EXERCISE INSTRUCTIONS:
Across the data below, how many lines have the word "point" in them? Give the number and nothing else.

--- ENTRIES SHOWN Enclosed Below ---

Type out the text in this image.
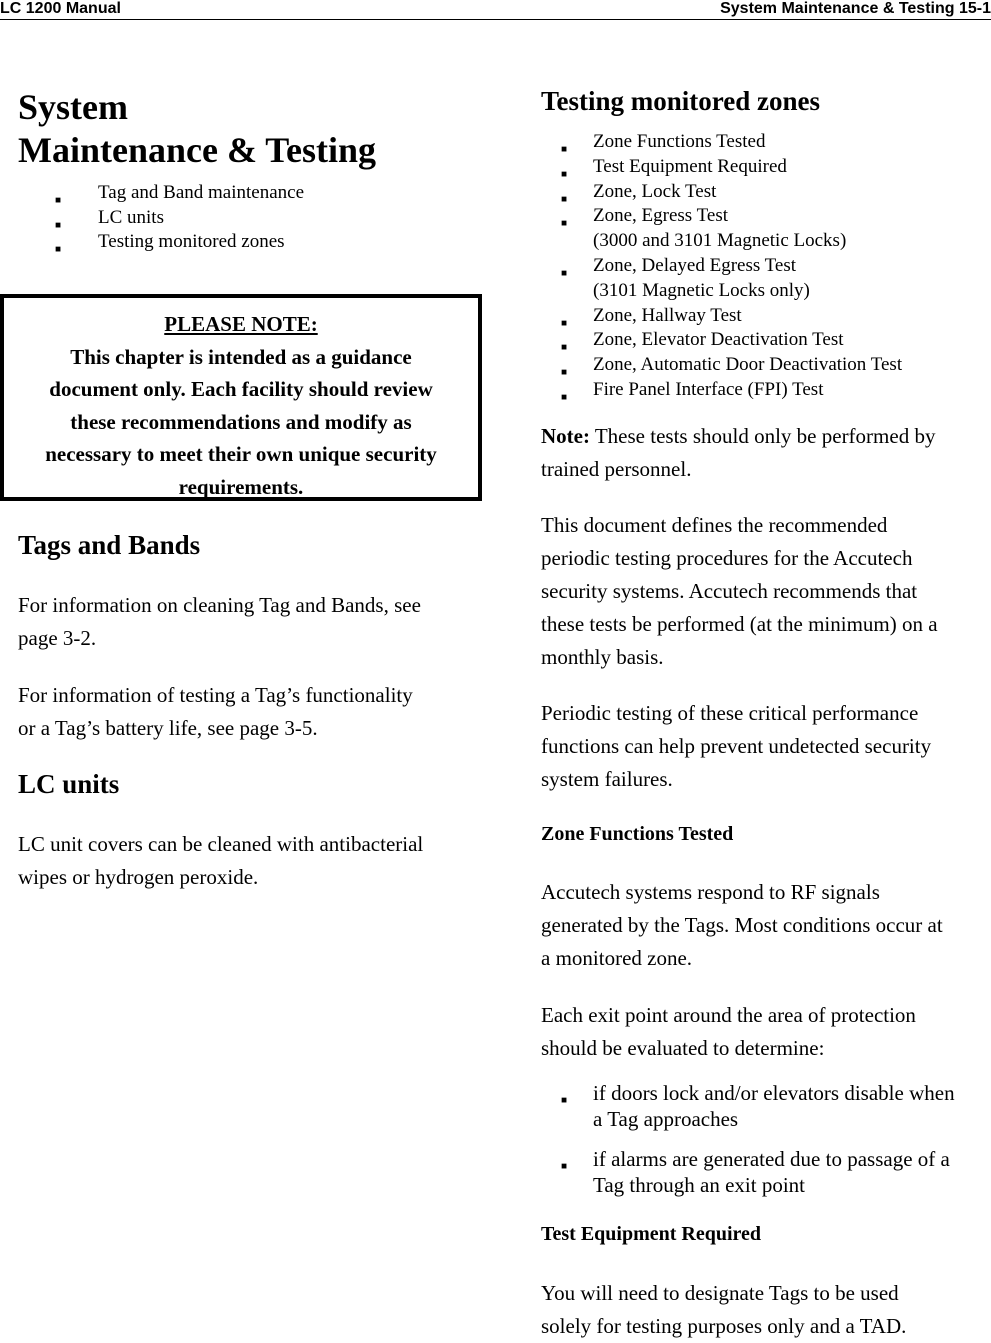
LC 1200 Manual	System Maintenance & Testing 15-1
System
Maintenance & Testing
■ Tag and Band maintenance
■ LC units
■ Testing monitored zones
PLEASE NOTE:
This chapter is intended as a guidance
document only. Each facility should review
these recommendations and modify as
necessary to meet their own unique security
requirements.
Tags and Bands
For information on cleaning Tag and Bands, see
page 3-2.
For information of testing a Tag’s functionality
or a Tag’s battery life, see page 3-5.
LC units
LC unit covers can be cleaned with antibacterial
wipes or hydrogen peroxide.
Testing monitored zones
■ Zone Functions Tested
■ Test Equipment Required
■ Zone, Lock Test
■ Zone, Egress Test
(3000 and 3101 Magnetic Locks)
■ Zone, Delayed Egress Test
(3101 Magnetic Locks only)
■ Zone, Hallway Test
■ Zone, Elevator Deactivation Test
■ Zone, Automatic Door Deactivation Test
■ Fire Panel Interface (FPI) Test
Note: These tests should only be performed by
trained personnel.
This document defines the recommended
periodic testing procedures for the Accutech
security systems. Accutech recommends that
these tests be performed (at the minimum) on a
monthly basis.
Periodic testing of these critical performance
functions can help prevent undetected security
system failures.
Zone Functions Tested
Accutech systems respond to RF signals
generated by the Tags. Most conditions occur at
a monitored zone.
Each exit point around the area of protection
should be evaluated to determine:
■ if doors lock and/or elevators disable when
a Tag approaches
■ if alarms are generated due to passage of a
Tag through an exit point
Test Equipment Required
You will need to designate Tags to be used
solely for testing purposes only and a TAD.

--- End of Enclosed ENTRIES SHOWN ---

ANSWER SPACE:
2